* Start Given data *

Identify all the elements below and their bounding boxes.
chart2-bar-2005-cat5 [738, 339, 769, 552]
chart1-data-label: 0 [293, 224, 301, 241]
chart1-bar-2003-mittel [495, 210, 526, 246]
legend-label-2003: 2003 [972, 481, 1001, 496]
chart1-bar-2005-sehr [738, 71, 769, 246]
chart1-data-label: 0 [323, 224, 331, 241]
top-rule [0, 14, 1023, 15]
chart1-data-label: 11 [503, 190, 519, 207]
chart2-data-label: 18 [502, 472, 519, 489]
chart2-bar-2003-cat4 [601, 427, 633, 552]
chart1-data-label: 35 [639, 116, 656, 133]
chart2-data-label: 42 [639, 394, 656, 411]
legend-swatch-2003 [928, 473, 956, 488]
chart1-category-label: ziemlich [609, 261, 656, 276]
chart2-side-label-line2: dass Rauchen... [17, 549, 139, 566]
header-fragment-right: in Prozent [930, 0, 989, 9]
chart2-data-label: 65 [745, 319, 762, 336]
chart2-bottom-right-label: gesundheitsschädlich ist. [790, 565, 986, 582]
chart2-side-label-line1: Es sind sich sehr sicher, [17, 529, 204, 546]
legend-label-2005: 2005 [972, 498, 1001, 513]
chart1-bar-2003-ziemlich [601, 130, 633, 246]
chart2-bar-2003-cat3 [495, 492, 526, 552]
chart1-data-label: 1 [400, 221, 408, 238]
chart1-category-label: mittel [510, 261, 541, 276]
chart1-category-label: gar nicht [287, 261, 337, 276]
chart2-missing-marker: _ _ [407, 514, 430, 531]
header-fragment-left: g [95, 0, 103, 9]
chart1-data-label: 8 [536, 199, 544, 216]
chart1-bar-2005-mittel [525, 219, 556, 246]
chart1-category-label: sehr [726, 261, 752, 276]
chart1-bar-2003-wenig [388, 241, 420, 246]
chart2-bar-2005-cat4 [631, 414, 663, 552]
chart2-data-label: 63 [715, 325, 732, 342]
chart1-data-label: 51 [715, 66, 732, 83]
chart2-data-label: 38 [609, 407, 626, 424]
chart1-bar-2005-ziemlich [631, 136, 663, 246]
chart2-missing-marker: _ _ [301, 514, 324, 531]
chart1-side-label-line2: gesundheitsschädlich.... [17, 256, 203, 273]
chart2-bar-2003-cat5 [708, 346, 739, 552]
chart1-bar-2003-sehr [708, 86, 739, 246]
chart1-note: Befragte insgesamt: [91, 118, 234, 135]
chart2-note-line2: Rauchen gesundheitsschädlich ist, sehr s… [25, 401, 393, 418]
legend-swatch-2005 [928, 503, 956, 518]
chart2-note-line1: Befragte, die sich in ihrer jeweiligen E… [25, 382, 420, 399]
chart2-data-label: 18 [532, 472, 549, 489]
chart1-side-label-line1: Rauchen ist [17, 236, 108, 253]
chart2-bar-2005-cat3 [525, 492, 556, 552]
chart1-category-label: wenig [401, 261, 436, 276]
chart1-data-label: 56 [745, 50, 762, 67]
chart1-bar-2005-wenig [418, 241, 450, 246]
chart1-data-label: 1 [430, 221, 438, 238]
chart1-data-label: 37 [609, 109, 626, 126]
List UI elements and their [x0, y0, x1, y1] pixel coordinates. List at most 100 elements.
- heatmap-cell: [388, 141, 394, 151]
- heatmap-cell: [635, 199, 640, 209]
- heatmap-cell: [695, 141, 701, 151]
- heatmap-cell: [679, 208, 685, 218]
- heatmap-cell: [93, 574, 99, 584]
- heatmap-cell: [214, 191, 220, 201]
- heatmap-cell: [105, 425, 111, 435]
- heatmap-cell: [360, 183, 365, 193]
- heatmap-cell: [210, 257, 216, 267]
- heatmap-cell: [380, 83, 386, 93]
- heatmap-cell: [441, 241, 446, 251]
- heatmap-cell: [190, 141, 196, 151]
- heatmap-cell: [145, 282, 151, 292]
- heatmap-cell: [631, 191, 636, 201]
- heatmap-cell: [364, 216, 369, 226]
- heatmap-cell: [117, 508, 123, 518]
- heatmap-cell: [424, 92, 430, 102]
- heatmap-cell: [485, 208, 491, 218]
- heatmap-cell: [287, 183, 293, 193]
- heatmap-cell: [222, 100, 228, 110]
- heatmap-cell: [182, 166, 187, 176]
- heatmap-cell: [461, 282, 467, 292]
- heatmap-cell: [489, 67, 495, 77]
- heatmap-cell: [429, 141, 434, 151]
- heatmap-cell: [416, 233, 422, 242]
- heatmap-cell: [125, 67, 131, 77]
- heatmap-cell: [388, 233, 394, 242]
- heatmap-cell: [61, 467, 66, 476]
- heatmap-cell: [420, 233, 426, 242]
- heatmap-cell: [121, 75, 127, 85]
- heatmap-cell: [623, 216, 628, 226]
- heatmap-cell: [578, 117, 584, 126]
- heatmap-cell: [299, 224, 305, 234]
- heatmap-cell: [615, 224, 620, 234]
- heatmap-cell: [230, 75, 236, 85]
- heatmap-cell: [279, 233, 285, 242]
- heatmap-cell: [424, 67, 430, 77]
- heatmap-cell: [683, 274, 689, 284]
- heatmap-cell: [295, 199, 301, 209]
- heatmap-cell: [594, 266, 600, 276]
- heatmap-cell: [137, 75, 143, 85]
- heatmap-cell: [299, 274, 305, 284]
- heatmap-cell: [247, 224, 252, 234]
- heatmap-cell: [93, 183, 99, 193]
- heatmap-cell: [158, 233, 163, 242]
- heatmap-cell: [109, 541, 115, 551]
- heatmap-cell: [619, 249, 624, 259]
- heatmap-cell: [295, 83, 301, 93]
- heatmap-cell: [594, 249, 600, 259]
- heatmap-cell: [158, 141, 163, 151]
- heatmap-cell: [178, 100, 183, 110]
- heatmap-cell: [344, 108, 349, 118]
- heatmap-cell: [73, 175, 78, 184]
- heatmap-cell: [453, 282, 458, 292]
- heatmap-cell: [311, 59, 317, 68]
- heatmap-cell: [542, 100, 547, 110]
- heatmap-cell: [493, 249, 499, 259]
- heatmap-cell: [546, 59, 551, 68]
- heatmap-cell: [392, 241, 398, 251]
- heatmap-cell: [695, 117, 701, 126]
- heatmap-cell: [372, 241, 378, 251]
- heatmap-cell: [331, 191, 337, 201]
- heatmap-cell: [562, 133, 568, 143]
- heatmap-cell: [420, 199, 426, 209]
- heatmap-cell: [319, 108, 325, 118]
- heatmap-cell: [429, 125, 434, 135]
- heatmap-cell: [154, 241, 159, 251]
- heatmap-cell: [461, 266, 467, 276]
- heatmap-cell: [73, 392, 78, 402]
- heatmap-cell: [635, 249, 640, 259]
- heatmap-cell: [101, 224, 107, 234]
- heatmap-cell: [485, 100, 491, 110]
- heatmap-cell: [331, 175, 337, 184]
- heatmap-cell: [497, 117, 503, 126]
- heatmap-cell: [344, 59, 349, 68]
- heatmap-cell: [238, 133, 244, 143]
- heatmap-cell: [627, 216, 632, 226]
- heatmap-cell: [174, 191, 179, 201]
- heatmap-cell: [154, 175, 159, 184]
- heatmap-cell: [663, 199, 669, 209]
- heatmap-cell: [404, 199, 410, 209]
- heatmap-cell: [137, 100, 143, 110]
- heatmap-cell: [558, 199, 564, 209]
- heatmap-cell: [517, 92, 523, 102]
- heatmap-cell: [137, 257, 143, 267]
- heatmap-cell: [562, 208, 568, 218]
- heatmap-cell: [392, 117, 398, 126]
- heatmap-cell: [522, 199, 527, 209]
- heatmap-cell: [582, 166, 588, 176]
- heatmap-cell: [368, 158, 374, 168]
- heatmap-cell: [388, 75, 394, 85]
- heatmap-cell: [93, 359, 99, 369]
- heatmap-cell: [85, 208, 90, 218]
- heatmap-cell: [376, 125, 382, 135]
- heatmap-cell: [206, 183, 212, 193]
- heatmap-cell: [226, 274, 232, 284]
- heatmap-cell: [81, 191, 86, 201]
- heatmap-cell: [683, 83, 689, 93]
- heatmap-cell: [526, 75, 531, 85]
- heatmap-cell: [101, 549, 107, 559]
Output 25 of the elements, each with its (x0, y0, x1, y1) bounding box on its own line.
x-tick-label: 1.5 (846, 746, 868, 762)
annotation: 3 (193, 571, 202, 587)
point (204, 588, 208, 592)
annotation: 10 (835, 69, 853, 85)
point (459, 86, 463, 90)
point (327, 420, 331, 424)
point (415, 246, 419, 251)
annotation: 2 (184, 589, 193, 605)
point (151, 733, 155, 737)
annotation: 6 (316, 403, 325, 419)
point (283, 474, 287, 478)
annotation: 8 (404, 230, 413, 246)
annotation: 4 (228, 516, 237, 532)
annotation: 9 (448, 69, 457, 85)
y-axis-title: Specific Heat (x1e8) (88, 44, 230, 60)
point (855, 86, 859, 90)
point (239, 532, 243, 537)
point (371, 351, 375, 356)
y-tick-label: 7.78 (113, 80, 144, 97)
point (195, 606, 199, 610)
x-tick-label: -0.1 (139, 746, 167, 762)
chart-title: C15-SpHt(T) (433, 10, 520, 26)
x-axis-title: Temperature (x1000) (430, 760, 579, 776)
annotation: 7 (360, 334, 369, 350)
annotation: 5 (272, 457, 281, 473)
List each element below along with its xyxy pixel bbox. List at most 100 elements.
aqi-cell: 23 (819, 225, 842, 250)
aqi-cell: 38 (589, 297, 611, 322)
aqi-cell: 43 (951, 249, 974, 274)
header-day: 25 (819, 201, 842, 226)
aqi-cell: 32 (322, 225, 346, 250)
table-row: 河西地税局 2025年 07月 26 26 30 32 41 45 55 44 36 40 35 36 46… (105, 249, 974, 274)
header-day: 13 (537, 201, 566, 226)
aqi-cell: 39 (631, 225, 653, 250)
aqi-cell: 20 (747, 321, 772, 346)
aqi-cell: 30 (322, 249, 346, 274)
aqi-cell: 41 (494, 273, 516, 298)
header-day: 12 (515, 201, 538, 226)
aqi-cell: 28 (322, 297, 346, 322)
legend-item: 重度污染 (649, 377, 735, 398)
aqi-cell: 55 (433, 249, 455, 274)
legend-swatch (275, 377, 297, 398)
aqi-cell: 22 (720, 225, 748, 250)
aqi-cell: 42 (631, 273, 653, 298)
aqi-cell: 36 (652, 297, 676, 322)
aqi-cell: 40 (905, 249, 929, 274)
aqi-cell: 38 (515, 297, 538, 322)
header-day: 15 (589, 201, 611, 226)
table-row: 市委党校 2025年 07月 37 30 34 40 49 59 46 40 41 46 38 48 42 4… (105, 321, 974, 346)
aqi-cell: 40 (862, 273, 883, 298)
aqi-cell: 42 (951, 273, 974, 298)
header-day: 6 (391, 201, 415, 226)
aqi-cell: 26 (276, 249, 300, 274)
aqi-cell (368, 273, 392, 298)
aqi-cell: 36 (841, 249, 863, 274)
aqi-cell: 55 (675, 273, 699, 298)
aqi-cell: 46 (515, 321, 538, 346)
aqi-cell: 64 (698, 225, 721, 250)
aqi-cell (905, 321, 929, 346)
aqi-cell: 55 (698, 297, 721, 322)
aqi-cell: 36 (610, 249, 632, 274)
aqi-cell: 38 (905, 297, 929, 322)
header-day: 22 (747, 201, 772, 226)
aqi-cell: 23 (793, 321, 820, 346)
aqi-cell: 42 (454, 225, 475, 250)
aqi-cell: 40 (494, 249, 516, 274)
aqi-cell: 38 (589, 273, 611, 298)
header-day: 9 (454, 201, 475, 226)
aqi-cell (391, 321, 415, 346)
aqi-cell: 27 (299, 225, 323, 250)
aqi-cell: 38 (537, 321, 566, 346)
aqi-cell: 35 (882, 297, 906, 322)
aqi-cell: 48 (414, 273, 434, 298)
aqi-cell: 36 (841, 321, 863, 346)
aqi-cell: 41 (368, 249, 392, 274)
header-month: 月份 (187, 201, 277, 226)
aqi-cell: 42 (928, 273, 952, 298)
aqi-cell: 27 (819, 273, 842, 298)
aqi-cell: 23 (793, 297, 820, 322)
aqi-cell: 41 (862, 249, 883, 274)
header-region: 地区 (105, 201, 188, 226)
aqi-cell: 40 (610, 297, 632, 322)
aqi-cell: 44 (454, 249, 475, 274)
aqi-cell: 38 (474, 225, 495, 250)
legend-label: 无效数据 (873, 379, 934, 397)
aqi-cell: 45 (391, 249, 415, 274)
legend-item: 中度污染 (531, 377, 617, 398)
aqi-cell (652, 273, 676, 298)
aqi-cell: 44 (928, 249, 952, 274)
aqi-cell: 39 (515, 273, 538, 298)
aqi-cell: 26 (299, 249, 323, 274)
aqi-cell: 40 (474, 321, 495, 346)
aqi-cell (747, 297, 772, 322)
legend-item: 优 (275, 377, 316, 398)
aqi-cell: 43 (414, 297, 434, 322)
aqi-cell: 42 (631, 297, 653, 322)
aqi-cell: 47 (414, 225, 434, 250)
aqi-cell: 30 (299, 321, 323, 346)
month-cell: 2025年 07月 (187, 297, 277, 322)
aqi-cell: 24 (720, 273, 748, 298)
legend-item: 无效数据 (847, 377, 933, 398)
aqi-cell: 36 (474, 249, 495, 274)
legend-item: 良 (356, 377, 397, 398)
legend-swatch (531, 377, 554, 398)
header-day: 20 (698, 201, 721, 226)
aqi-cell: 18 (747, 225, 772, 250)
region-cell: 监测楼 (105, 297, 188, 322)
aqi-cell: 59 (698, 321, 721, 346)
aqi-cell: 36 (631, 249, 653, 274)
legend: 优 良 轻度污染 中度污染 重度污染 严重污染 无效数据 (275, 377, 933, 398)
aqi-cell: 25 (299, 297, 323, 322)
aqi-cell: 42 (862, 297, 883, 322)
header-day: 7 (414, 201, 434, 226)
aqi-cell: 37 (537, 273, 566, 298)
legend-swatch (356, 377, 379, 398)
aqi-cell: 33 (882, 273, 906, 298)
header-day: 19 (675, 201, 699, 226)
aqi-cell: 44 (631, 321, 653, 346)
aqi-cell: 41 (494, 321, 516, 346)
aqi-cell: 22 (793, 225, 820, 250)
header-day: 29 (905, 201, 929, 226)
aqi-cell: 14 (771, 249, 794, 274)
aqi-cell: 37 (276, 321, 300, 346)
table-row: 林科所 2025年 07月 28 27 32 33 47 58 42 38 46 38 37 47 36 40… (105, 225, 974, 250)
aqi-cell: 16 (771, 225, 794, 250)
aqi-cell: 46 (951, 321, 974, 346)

* End Given data *

Starting at the first line of the entries above and ending at the line that contains "chart1-bar-2003-wenig [388, 241, 420, 246]", turn those lines into a JSON list of strings with one string per line, skipping any blank lines.

▶ [Solution for this exercise]
[
  "Identify all the elements below and their bounding boxes.",
  "chart2-bar-2005-cat5 [738, 339, 769, 552]",
  "chart1-data-label: 0 [293, 224, 301, 241]",
  "chart1-bar-2003-mittel [495, 210, 526, 246]",
  "legend-label-2003: 2003 [972, 481, 1001, 496]",
  "chart1-bar-2005-sehr [738, 71, 769, 246]",
  "chart1-data-label: 0 [323, 224, 331, 241]",
  "top-rule [0, 14, 1023, 15]",
  "chart1-data-label: 11 [503, 190, 519, 207]",
  "chart2-data-label: 18 [502, 472, 519, 489]",
  "chart2-bar-2003-cat4 [601, 427, 633, 552]",
  "chart1-data-label: 35 [639, 116, 656, 133]",
  "chart2-data-label: 42 [639, 394, 656, 411]",
  "legend-swatch-2003 [928, 473, 956, 488]",
  "chart1-category-label: ziemlich [609, 261, 656, 276]",
  "chart2-side-label-line2: dass Rauchen... [17, 549, 139, 566]",
  "header-fragment-right: in Prozent [930, 0, 989, 9]",
  "chart2-data-label: 65 [745, 319, 762, 336]",
  "chart2-bottom-right-label: gesundheitsschädlich ist. [790, 565, 986, 582]",
  "chart2-side-label-line1: Es sind sich sehr sicher, [17, 529, 204, 546]",
  "legend-label-2005: 2005 [972, 498, 1001, 513]",
  "chart1-bar-2003-ziemlich [601, 130, 633, 246]",
  "chart2-bar-2003-cat3 [495, 492, 526, 552]",
  "chart1-data-label: 1 [400, 221, 408, 238]",
  "chart1-category-label: mittel [510, 261, 541, 276]",
  "chart1-category-label: gar nicht [287, 261, 337, 276]",
  "chart2-missing-marker: _ _ [407, 514, 430, 531]",
  "header-fragment-left: g [95, 0, 103, 9]",
  "chart1-data-label: 8 [536, 199, 544, 216]",
  "chart1-bar-2005-mittel [525, 219, 556, 246]",
  "chart1-category-label: sehr [726, 261, 752, 276]",
  "chart1-bar-2003-wenig [388, 241, 420, 246]"
]